Count the lines below that contain the word "yobga" and give only that number.
================
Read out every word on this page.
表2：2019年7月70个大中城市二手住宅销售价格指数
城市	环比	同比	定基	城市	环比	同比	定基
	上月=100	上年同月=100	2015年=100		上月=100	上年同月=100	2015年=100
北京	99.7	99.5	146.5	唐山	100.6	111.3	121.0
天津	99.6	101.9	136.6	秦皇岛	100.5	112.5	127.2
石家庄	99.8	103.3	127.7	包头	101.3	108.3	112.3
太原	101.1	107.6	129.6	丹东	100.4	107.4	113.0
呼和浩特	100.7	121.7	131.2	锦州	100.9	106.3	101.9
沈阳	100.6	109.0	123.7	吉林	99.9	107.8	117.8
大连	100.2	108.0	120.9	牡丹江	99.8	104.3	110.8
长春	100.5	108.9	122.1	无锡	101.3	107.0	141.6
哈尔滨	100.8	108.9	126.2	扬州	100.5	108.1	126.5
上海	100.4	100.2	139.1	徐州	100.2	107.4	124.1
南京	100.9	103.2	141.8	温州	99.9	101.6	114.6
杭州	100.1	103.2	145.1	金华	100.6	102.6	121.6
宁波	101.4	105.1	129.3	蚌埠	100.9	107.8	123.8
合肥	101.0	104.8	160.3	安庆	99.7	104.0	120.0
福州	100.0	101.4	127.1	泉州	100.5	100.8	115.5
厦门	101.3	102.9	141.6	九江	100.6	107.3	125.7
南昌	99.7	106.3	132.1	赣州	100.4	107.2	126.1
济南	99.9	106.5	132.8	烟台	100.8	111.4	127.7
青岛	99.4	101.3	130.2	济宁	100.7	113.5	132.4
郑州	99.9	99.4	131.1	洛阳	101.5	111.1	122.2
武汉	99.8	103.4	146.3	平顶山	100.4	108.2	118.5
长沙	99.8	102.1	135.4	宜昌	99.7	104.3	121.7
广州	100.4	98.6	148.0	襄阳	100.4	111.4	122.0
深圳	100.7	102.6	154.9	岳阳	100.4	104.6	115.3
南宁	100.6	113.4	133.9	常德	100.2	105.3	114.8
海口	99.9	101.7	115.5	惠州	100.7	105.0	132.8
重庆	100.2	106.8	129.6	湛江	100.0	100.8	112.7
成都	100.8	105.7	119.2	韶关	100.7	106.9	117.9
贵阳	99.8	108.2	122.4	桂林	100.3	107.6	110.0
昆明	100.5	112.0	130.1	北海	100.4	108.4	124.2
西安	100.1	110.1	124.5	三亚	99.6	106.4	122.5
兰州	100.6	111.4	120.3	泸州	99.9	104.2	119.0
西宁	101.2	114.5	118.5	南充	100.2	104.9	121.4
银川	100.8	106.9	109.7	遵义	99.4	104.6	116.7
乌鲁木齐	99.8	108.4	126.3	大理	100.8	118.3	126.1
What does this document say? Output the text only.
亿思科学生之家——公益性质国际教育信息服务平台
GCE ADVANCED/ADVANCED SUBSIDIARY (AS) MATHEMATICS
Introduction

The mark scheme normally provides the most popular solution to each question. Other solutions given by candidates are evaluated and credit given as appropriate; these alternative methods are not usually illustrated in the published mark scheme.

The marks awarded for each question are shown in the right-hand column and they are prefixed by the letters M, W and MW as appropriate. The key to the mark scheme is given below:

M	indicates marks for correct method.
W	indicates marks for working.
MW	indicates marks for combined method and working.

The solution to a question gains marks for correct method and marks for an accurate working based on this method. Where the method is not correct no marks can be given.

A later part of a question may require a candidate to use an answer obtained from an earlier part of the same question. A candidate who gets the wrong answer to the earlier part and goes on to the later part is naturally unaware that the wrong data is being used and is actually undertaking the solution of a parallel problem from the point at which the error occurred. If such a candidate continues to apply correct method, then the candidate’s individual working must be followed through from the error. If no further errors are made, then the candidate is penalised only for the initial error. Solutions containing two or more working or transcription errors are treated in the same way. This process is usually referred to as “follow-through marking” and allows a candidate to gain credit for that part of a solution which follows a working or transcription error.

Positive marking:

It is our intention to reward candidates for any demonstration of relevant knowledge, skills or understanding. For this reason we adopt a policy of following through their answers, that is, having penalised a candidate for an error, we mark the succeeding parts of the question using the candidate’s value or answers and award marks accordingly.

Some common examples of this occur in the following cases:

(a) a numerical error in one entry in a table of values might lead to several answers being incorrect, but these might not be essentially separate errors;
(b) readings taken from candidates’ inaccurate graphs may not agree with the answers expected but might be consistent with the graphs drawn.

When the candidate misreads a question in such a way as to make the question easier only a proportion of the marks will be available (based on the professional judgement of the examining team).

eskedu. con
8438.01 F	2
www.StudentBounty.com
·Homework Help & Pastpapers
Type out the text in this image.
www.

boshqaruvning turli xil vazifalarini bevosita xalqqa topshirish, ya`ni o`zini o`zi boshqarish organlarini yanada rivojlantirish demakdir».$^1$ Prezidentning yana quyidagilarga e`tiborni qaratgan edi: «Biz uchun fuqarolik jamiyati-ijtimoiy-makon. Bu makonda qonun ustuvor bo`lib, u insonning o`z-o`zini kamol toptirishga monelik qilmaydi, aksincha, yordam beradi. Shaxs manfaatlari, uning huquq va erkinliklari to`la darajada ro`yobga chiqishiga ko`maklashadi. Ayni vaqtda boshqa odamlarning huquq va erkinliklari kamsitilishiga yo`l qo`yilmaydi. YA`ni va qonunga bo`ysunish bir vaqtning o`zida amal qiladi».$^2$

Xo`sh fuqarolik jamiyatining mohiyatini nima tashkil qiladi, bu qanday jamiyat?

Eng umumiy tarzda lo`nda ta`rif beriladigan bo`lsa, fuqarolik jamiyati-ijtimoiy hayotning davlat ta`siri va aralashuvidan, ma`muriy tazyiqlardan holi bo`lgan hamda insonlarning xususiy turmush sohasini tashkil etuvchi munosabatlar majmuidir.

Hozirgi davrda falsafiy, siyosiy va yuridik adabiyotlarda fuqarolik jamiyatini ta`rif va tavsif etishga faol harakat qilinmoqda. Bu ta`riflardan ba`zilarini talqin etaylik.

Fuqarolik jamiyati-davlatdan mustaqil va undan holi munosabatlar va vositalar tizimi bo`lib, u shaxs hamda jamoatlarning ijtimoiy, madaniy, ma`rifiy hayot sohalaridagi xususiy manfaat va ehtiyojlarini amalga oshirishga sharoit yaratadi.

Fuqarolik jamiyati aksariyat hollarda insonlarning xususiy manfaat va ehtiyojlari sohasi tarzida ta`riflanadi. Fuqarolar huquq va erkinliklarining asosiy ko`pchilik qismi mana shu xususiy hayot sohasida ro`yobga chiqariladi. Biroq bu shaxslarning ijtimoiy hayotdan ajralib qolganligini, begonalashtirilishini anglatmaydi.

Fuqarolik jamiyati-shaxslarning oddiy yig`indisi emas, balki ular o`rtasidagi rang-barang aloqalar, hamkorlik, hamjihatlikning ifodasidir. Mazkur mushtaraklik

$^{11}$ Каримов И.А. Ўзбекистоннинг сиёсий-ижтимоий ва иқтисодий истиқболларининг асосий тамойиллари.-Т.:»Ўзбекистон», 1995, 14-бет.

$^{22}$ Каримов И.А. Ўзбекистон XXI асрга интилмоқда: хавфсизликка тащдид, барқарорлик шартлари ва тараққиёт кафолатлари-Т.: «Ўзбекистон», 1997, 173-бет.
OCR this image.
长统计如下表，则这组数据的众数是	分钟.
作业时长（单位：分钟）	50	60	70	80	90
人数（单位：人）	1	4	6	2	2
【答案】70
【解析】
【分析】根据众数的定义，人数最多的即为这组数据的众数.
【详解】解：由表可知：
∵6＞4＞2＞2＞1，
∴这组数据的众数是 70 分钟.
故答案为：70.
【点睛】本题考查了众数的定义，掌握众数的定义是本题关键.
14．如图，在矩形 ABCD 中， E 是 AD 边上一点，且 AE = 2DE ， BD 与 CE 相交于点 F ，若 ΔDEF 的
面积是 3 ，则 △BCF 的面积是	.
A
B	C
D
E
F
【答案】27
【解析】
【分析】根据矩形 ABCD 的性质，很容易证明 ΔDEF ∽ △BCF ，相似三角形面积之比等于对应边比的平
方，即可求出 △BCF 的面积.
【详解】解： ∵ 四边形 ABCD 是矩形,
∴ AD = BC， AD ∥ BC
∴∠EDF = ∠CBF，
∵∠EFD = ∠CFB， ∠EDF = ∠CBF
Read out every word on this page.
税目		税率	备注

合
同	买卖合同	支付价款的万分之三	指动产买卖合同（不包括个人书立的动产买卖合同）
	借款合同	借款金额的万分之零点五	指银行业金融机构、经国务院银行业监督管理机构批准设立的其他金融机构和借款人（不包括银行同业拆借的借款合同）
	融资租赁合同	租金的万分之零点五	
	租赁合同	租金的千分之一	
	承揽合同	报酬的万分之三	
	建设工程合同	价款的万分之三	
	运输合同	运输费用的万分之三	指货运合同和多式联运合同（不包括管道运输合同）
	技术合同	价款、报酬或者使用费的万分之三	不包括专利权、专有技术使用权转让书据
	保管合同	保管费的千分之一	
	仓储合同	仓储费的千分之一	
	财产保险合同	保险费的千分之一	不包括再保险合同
================
● Result of this exercise: 2